Job
Can you copy out the data exactly? Leave the images out.

Source records

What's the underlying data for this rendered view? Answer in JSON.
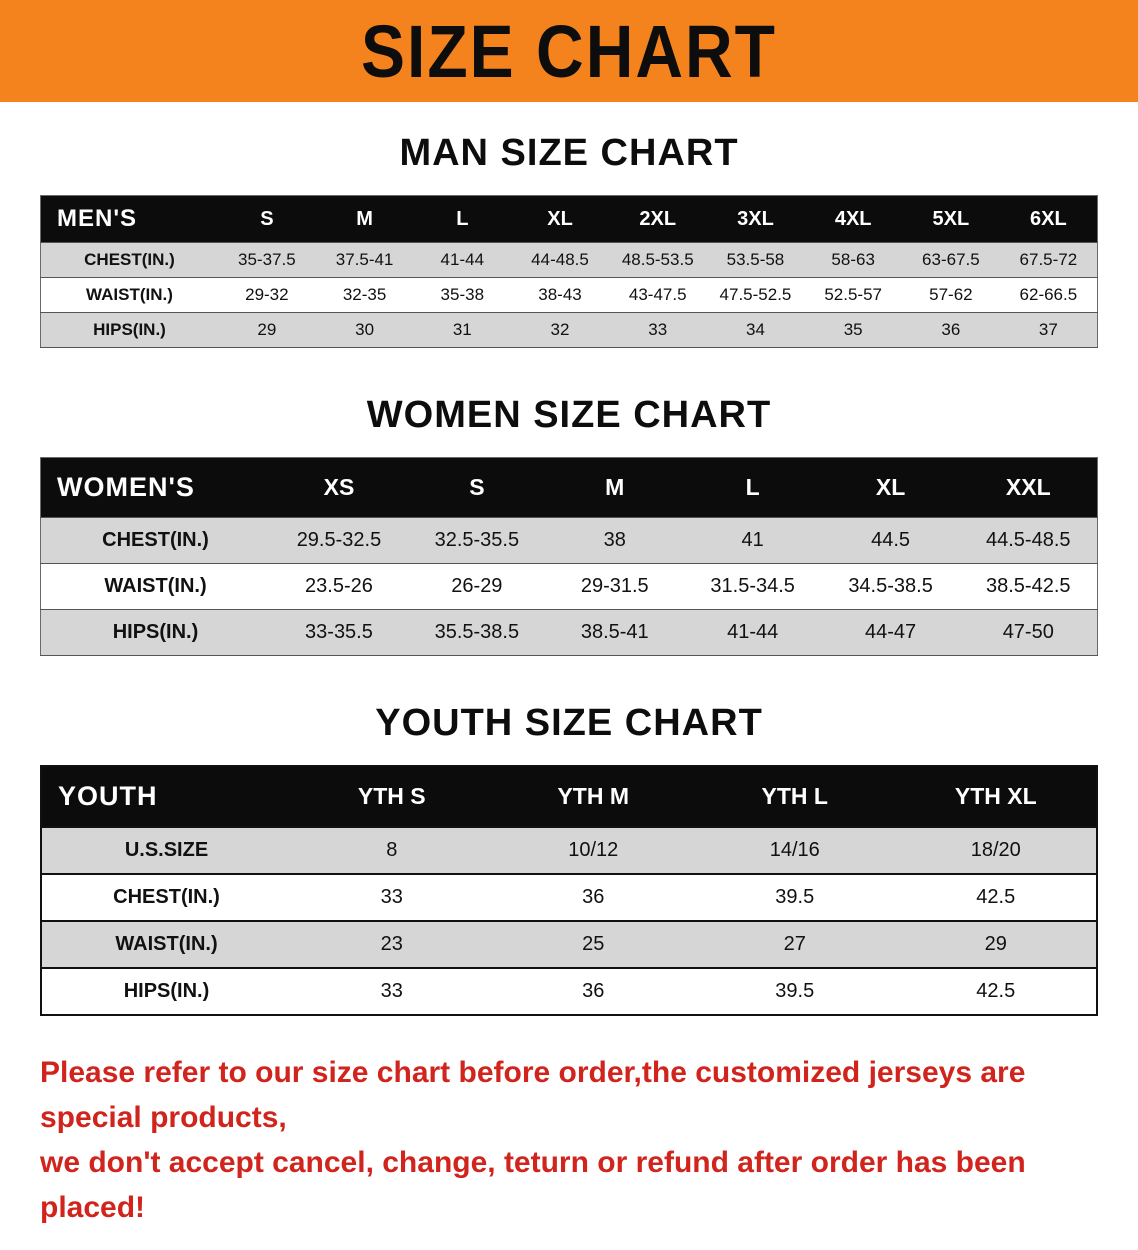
{
  "banner": {
    "title": "SIZE CHART",
    "bg_color": "#f5831d",
    "text_color": "#0d0d0d"
  },
  "sections": {
    "men": {
      "title": "MAN SIZE CHART",
      "header": {
        "label": "MEN'S",
        "cols": [
          "S",
          "M",
          "L",
          "XL",
          "2XL",
          "3XL",
          "4XL",
          "5XL",
          "6XL"
        ]
      },
      "rows": [
        {
          "label": "CHEST(IN.)",
          "values": [
            "35-37.5",
            "37.5-41",
            "41-44",
            "44-48.5",
            "48.5-53.5",
            "53.5-58",
            "58-63",
            "63-67.5",
            "67.5-72"
          ]
        },
        {
          "label": "WAIST(IN.)",
          "values": [
            "29-32",
            "32-35",
            "35-38",
            "38-43",
            "43-47.5",
            "47.5-52.5",
            "52.5-57",
            "57-62",
            "62-66.5"
          ]
        },
        {
          "label": "HIPS(IN.)",
          "values": [
            "29",
            "30",
            "31",
            "32",
            "33",
            "34",
            "35",
            "36",
            "37"
          ]
        }
      ]
    },
    "women": {
      "title": "WOMEN SIZE CHART",
      "header": {
        "label": "WOMEN'S",
        "cols": [
          "XS",
          "S",
          "M",
          "L",
          "XL",
          "XXL"
        ]
      },
      "rows": [
        {
          "label": "CHEST(IN.)",
          "values": [
            "29.5-32.5",
            "32.5-35.5",
            "38",
            "41",
            "44.5",
            "44.5-48.5"
          ]
        },
        {
          "label": "WAIST(IN.)",
          "values": [
            "23.5-26",
            "26-29",
            "29-31.5",
            "31.5-34.5",
            "34.5-38.5",
            "38.5-42.5"
          ]
        },
        {
          "label": "HIPS(IN.)",
          "values": [
            "33-35.5",
            "35.5-38.5",
            "38.5-41",
            "41-44",
            "44-47",
            "47-50"
          ]
        }
      ]
    },
    "youth": {
      "title": "YOUTH SIZE CHART",
      "header": {
        "label": "YOUTH",
        "cols": [
          "YTH S",
          "YTH M",
          "YTH L",
          "YTH XL"
        ]
      },
      "rows": [
        {
          "label": "U.S.SIZE",
          "values": [
            "8",
            "10/12",
            "14/16",
            "18/20"
          ]
        },
        {
          "label": "CHEST(IN.)",
          "values": [
            "33",
            "36",
            "39.5",
            "42.5"
          ]
        },
        {
          "label": "WAIST(IN.)",
          "values": [
            "23",
            "25",
            "27",
            "29"
          ]
        },
        {
          "label": "HIPS(IN.)",
          "values": [
            "33",
            "36",
            "39.5",
            "42.5"
          ]
        }
      ]
    }
  },
  "disclaimer": {
    "line1": "Please refer to our size chart before order,the customized jerseys are special products,",
    "line2": "we don't accept cancel, change, teturn or refund after order has been placed!",
    "text_color": "#d0241d"
  }
}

The result
What's the underlying data for this rendered view? Answer in JSON.
{
  "banner": {
    "title": "SIZE CHART",
    "bg_color": "#f5831d",
    "text_color": "#0d0d0d"
  },
  "sections": {
    "men": {
      "title": "MAN SIZE CHART",
      "header": {
        "label": "MEN'S",
        "cols": [
          "S",
          "M",
          "L",
          "XL",
          "2XL",
          "3XL",
          "4XL",
          "5XL",
          "6XL"
        ]
      },
      "rows": [
        {
          "label": "CHEST(IN.)",
          "values": [
            "35-37.5",
            "37.5-41",
            "41-44",
            "44-48.5",
            "48.5-53.5",
            "53.5-58",
            "58-63",
            "63-67.5",
            "67.5-72"
          ]
        },
        {
          "label": "WAIST(IN.)",
          "values": [
            "29-32",
            "32-35",
            "35-38",
            "38-43",
            "43-47.5",
            "47.5-52.5",
            "52.5-57",
            "57-62",
            "62-66.5"
          ]
        },
        {
          "label": "HIPS(IN.)",
          "values": [
            "29",
            "30",
            "31",
            "32",
            "33",
            "34",
            "35",
            "36",
            "37"
          ]
        }
      ]
    },
    "women": {
      "title": "WOMEN SIZE CHART",
      "header": {
        "label": "WOMEN'S",
        "cols": [
          "XS",
          "S",
          "M",
          "L",
          "XL",
          "XXL"
        ]
      },
      "rows": [
        {
          "label": "CHEST(IN.)",
          "values": [
            "29.5-32.5",
            "32.5-35.5",
            "38",
            "41",
            "44.5",
            "44.5-48.5"
          ]
        },
        {
          "label": "WAIST(IN.)",
          "values": [
            "23.5-26",
            "26-29",
            "29-31.5",
            "31.5-34.5",
            "34.5-38.5",
            "38.5-42.5"
          ]
        },
        {
          "label": "HIPS(IN.)",
          "values": [
            "33-35.5",
            "35.5-38.5",
            "38.5-41",
            "41-44",
            "44-47",
            "47-50"
          ]
        }
      ]
    },
    "youth": {
      "title": "YOUTH SIZE CHART",
      "header": {
        "label": "YOUTH",
        "cols": [
          "YTH S",
          "YTH M",
          "YTH L",
          "YTH XL"
        ]
      },
      "rows": [
        {
          "label": "U.S.SIZE",
          "values": [
            "8",
            "10/12",
            "14/16",
            "18/20"
          ]
        },
        {
          "label": "CHEST(IN.)",
          "values": [
            "33",
            "36",
            "39.5",
            "42.5"
          ]
        },
        {
          "label": "WAIST(IN.)",
          "values": [
            "23",
            "25",
            "27",
            "29"
          ]
        },
        {
          "label": "HIPS(IN.)",
          "values": [
            "33",
            "36",
            "39.5",
            "42.5"
          ]
        }
      ]
    }
  },
  "disclaimer": {
    "line1": "Please refer to our size chart before order,the customized jerseys are special products,",
    "line2": "we don't accept cancel, change, teturn or refund after order has been placed!",
    "text_color": "#d0241d"
  }
}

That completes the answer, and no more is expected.